▶
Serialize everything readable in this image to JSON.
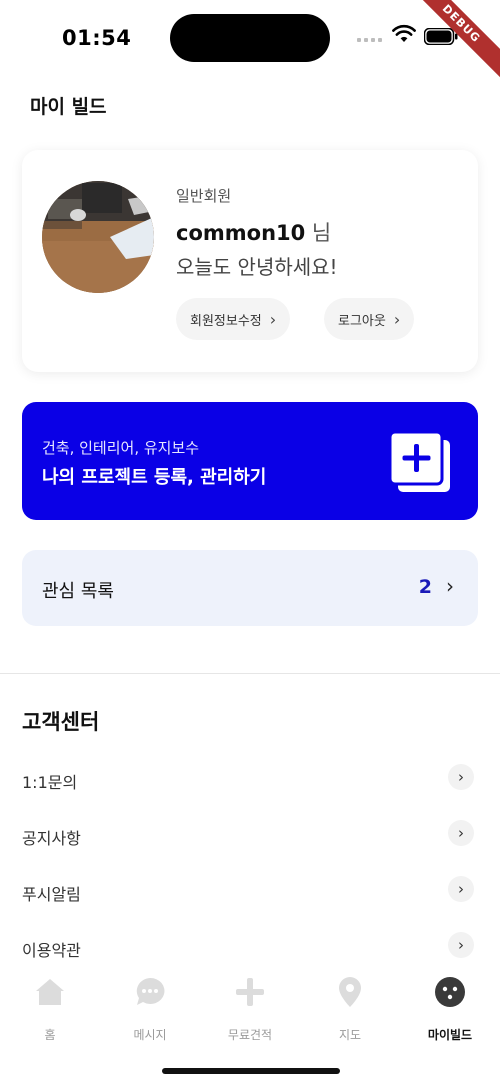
{
  "status_bar": {
    "time": "01:54",
    "debug_label": "DEBUG"
  },
  "page": {
    "title": "마이 빌드"
  },
  "profile": {
    "member_type": "일반회원",
    "username": "common10",
    "suffix": " 님",
    "greeting": "오늘도 안녕하세요!",
    "edit_button": "회원정보수정",
    "logout_button": "로그아웃"
  },
  "project_banner": {
    "subtitle": "건축, 인테리어, 유지보수",
    "title": "나의 프로젝트 등록, 관리하기",
    "icon": "add-project-icon",
    "background_color": "#0a00e6"
  },
  "favorites": {
    "label": "관심 목록",
    "count": "2"
  },
  "customer_center": {
    "title": "고객센터",
    "items": [
      {
        "label": "1:1문의"
      },
      {
        "label": "공지사항"
      },
      {
        "label": "푸시알림"
      },
      {
        "label": "이용약관"
      }
    ]
  },
  "bottom_nav": {
    "items": [
      {
        "label": "홈",
        "icon": "home-icon"
      },
      {
        "label": "메시지",
        "icon": "chat-icon"
      },
      {
        "label": "무료견적",
        "icon": "plus-icon"
      },
      {
        "label": "지도",
        "icon": "map-pin-icon"
      },
      {
        "label": "마이빌드",
        "icon": "my-build-icon",
        "active": true
      }
    ]
  }
}
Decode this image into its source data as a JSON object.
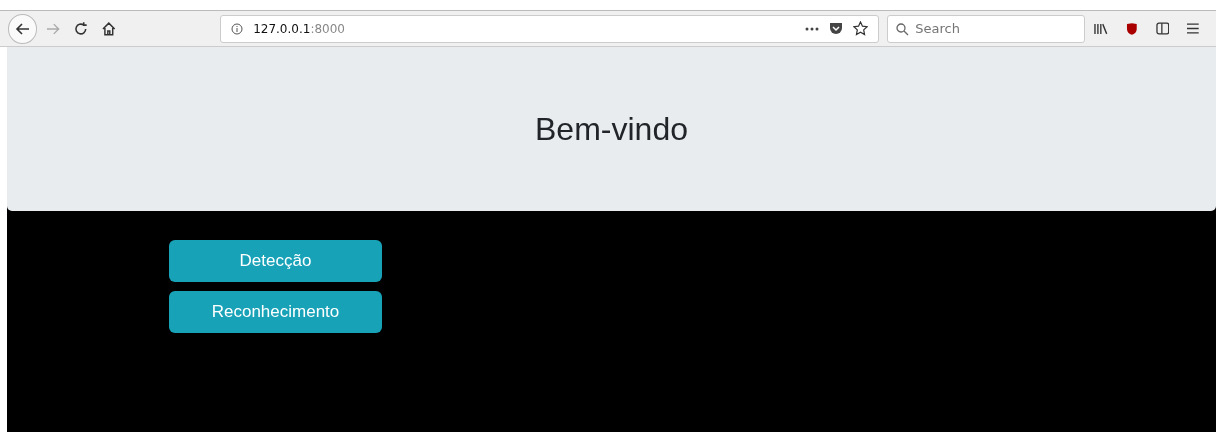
{
  "browser": {
    "url_host": "127.0.0.1",
    "url_port": ":8000",
    "search_placeholder": "Search"
  },
  "jumbotron": {
    "title": "Bem-vindo"
  },
  "buttons": [
    {
      "label": "Detecção"
    },
    {
      "label": "Reconhecimento"
    }
  ]
}
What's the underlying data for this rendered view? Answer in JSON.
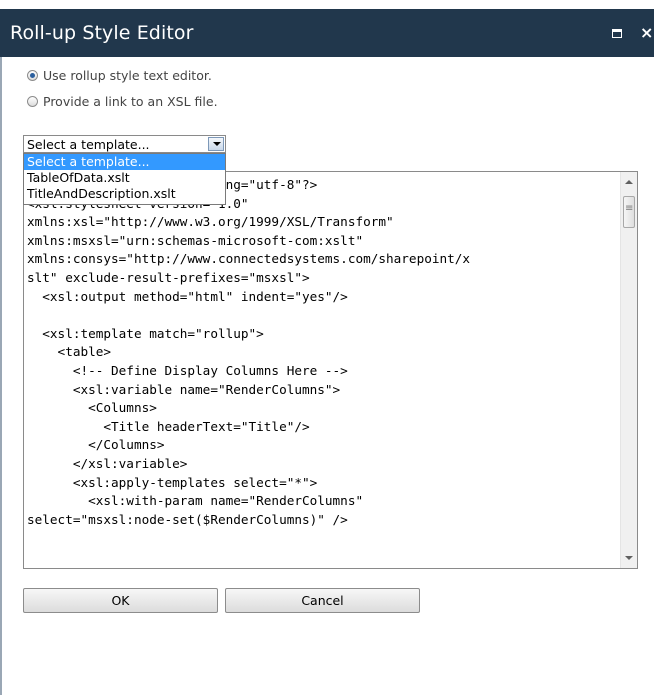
{
  "window": {
    "title": "Roll-up Style Editor",
    "maximize_glyph": "",
    "close_glyph": "×"
  },
  "options": {
    "use_editor_label": "Use rollup style text editor.",
    "use_editor_checked": true,
    "link_xsl_label": "Provide a link to an XSL file.",
    "link_xsl_checked": false
  },
  "template_select": {
    "value": "Select a template...",
    "options": [
      "Select a template...",
      "TableOfData.xslt",
      "TitleAndDescription.xslt"
    ],
    "highlighted": "Select a template..."
  },
  "editor": {
    "lines": [
      "<?xml version=\"1.0\" encoding=\"utf-8\"?>",
      "<xsl:stylesheet version=\"1.0\"",
      "xmlns:xsl=\"http://www.w3.org/1999/XSL/Transform\"",
      "xmlns:msxsl=\"urn:schemas-microsoft-com:xslt\"",
      "xmlns:consys=\"http://www.connectedsystems.com/sharepoint/x",
      "slt\" exclude-result-prefixes=\"msxsl\">",
      "  <xsl:output method=\"html\" indent=\"yes\"/>",
      "",
      "  <xsl:template match=\"rollup\">",
      "    <table>",
      "      <!-- Define Display Columns Here -->",
      "      <xsl:variable name=\"RenderColumns\">",
      "        <Columns>",
      "          <Title headerText=\"Title\"/>",
      "        </Columns>",
      "      </xsl:variable>",
      "      <xsl:apply-templates select=\"*\">",
      "        <xsl:with-param name=\"RenderColumns\"",
      "select=\"msxsl:node-set($RenderColumns)\" />"
    ]
  },
  "buttons": {
    "ok_label": "OK",
    "cancel_label": "Cancel"
  },
  "colors": {
    "titlebar": "#21374c",
    "selection": "#3399ff"
  }
}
◀
*Given instruction*. Copy each line exactly, and leave the pictures out of your copy.

*Result of this exercise*.
Serialize everything readable in this image to JSON.
{
  "status_bar": {
    "time": "01:54",
    "debug_label": "DEBUG"
  },
  "page": {
    "title": "마이 빌드"
  },
  "profile": {
    "member_type": "일반회원",
    "username": "common10",
    "suffix": " 님",
    "greeting": "오늘도 안녕하세요!",
    "edit_button": "회원정보수정",
    "logout_button": "로그아웃"
  },
  "project_banner": {
    "subtitle": "건축, 인테리어, 유지보수",
    "title": "나의 프로젝트 등록, 관리하기",
    "icon": "add-project-icon",
    "background_color": "#0a00e6"
  },
  "favorites": {
    "label": "관심 목록",
    "count": "2"
  },
  "customer_center": {
    "title": "고객센터",
    "items": [
      {
        "label": "1:1문의"
      },
      {
        "label": "공지사항"
      },
      {
        "label": "푸시알림"
      },
      {
        "label": "이용약관"
      }
    ]
  },
  "bottom_nav": {
    "items": [
      {
        "label": "홈",
        "icon": "home-icon"
      },
      {
        "label": "메시지",
        "icon": "chat-icon"
      },
      {
        "label": "무료견적",
        "icon": "plus-icon"
      },
      {
        "label": "지도",
        "icon": "map-pin-icon"
      },
      {
        "label": "마이빌드",
        "icon": "my-build-icon",
        "active": true
      }
    ]
  }
}
Decode this image into its source data as a JSON object.
{
  "browser": {
    "url_host": "127.0.0.1",
    "url_port": ":8000",
    "search_placeholder": "Search"
  },
  "jumbotron": {
    "title": "Bem-vindo"
  },
  "buttons": [
    {
      "label": "Detecção"
    },
    {
      "label": "Reconhecimento"
    }
  ]
}
What's the underlying data for this rendered view? Answer in JSON.
{
  "window": {
    "title": "Roll-up Style Editor",
    "maximize_glyph": "",
    "close_glyph": "×"
  },
  "options": {
    "use_editor_label": "Use rollup style text editor.",
    "use_editor_checked": true,
    "link_xsl_label": "Provide a link to an XSL file.",
    "link_xsl_checked": false
  },
  "template_select": {
    "value": "Select a template...",
    "options": [
      "Select a template...",
      "TableOfData.xslt",
      "TitleAndDescription.xslt"
    ],
    "highlighted": "Select a template..."
  },
  "editor": {
    "lines": [
      "<?xml version=\"1.0\" encoding=\"utf-8\"?>",
      "<xsl:stylesheet version=\"1.0\"",
      "xmlns:xsl=\"http://www.w3.org/1999/XSL/Transform\"",
      "xmlns:msxsl=\"urn:schemas-microsoft-com:xslt\"",
      "xmlns:consys=\"http://www.connectedsystems.com/sharepoint/x",
      "slt\" exclude-result-prefixes=\"msxsl\">",
      "  <xsl:output method=\"html\" indent=\"yes\"/>",
      "",
      "  <xsl:template match=\"rollup\">",
      "    <table>",
      "      <!-- Define Display Columns Here -->",
      "      <xsl:variable name=\"RenderColumns\">",
      "        <Columns>",
      "          <Title headerText=\"Title\"/>",
      "        </Columns>",
      "      </xsl:variable>",
      "      <xsl:apply-templates select=\"*\">",
      "        <xsl:with-param name=\"RenderColumns\"",
      "select=\"msxsl:node-set($RenderColumns)\" />"
    ]
  },
  "buttons": {
    "ok_label": "OK",
    "cancel_label": "Cancel"
  },
  "colors": {
    "titlebar": "#21374c",
    "selection": "#3399ff"
  }
}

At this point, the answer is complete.